------ SUPPLIED RECORDS

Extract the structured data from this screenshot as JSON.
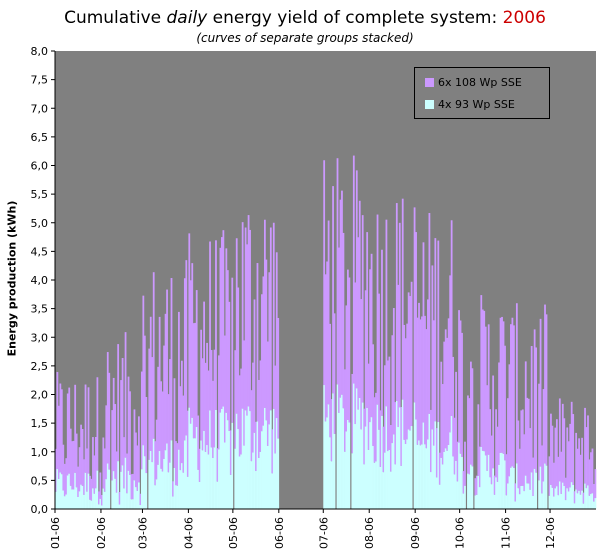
{
  "title": {
    "prefix": "Cumulative ",
    "emph": "daily",
    "suffix": " energy yield of complete system: ",
    "year": "2006"
  },
  "subtitle": "(curves of separate groups stacked)",
  "colors": {
    "plot_bg": "#808080",
    "series_top": "#cc99ff",
    "series_bottom": "#ccffff",
    "year": "#cc0000"
  },
  "chart_data": {
    "type": "area",
    "ylabel": "Energy production (kWh)",
    "ylim": [
      0,
      8
    ],
    "yticks": [
      "0,0",
      "0,5",
      "1,0",
      "1,5",
      "2,0",
      "2,5",
      "3,0",
      "3,5",
      "4,0",
      "4,5",
      "5,0",
      "5,5",
      "6,0",
      "6,5",
      "7,0",
      "7,5",
      "8,0"
    ],
    "xticks": [
      "01-06",
      "02-06",
      "03-06",
      "04-06",
      "05-06",
      "06-06",
      "07-06",
      "08-06",
      "09-06",
      "10-06",
      "11-06",
      "12-06"
    ],
    "grid": false,
    "legend_position": "top-right",
    "series": [
      {
        "name": "6x 108 Wp SSE",
        "color": "#cc99ff",
        "monthly_approx_daily_total_range_kwh": [
          [
            0.2,
            2.4
          ],
          [
            0.2,
            3.1
          ],
          [
            0.4,
            4.4
          ],
          [
            0.8,
            4.9
          ],
          [
            1.0,
            5.8
          ],
          [
            0.0,
            0.0
          ],
          [
            1.5,
            6.2
          ],
          [
            1.3,
            5.7
          ],
          [
            0.9,
            5.3
          ],
          [
            0.4,
            3.8
          ],
          [
            0.3,
            3.6
          ],
          [
            0.1,
            2.0
          ]
        ]
      },
      {
        "name": "4x 93 Wp SSE",
        "color": "#ccffff",
        "monthly_approx_daily_range_kwh": [
          [
            0.05,
            0.7
          ],
          [
            0.05,
            0.9
          ],
          [
            0.2,
            1.3
          ],
          [
            0.4,
            1.8
          ],
          [
            0.5,
            2.0
          ],
          [
            0.0,
            0.0
          ],
          [
            0.7,
            2.2
          ],
          [
            0.6,
            2.0
          ],
          [
            0.4,
            1.7
          ],
          [
            0.2,
            1.1
          ],
          [
            0.1,
            0.8
          ],
          [
            0.05,
            0.5
          ]
        ]
      }
    ],
    "outage_period": "06-06"
  }
}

------------

WORK TO BE COMPLETED:
With the pictures omitted, reproduce the records in full and exactly.

SOLVED EXERCISE:
Extract the structured data from this screenshot as JSON.
{
  "title": {
    "prefix": "Cumulative ",
    "emph": "daily",
    "suffix": " energy yield of complete system: ",
    "year": "2006"
  },
  "subtitle": "(curves of separate groups stacked)",
  "colors": {
    "plot_bg": "#808080",
    "series_top": "#cc99ff",
    "series_bottom": "#ccffff",
    "year": "#cc0000"
  },
  "chart_data": {
    "type": "area",
    "ylabel": "Energy production (kWh)",
    "ylim": [
      0,
      8
    ],
    "yticks": [
      "0,0",
      "0,5",
      "1,0",
      "1,5",
      "2,0",
      "2,5",
      "3,0",
      "3,5",
      "4,0",
      "4,5",
      "5,0",
      "5,5",
      "6,0",
      "6,5",
      "7,0",
      "7,5",
      "8,0"
    ],
    "xticks": [
      "01-06",
      "02-06",
      "03-06",
      "04-06",
      "05-06",
      "06-06",
      "07-06",
      "08-06",
      "09-06",
      "10-06",
      "11-06",
      "12-06"
    ],
    "grid": false,
    "legend_position": "top-right",
    "series": [
      {
        "name": "6x 108 Wp SSE",
        "color": "#cc99ff",
        "monthly_approx_daily_total_range_kwh": [
          [
            0.2,
            2.4
          ],
          [
            0.2,
            3.1
          ],
          [
            0.4,
            4.4
          ],
          [
            0.8,
            4.9
          ],
          [
            1.0,
            5.8
          ],
          [
            0.0,
            0.0
          ],
          [
            1.5,
            6.2
          ],
          [
            1.3,
            5.7
          ],
          [
            0.9,
            5.3
          ],
          [
            0.4,
            3.8
          ],
          [
            0.3,
            3.6
          ],
          [
            0.1,
            2.0
          ]
        ]
      },
      {
        "name": "4x 93 Wp SSE",
        "color": "#ccffff",
        "monthly_approx_daily_range_kwh": [
          [
            0.05,
            0.7
          ],
          [
            0.05,
            0.9
          ],
          [
            0.2,
            1.3
          ],
          [
            0.4,
            1.8
          ],
          [
            0.5,
            2.0
          ],
          [
            0.0,
            0.0
          ],
          [
            0.7,
            2.2
          ],
          [
            0.6,
            2.0
          ],
          [
            0.4,
            1.7
          ],
          [
            0.2,
            1.1
          ],
          [
            0.1,
            0.8
          ],
          [
            0.05,
            0.5
          ]
        ]
      }
    ],
    "outage_period": "06-06"
  }
}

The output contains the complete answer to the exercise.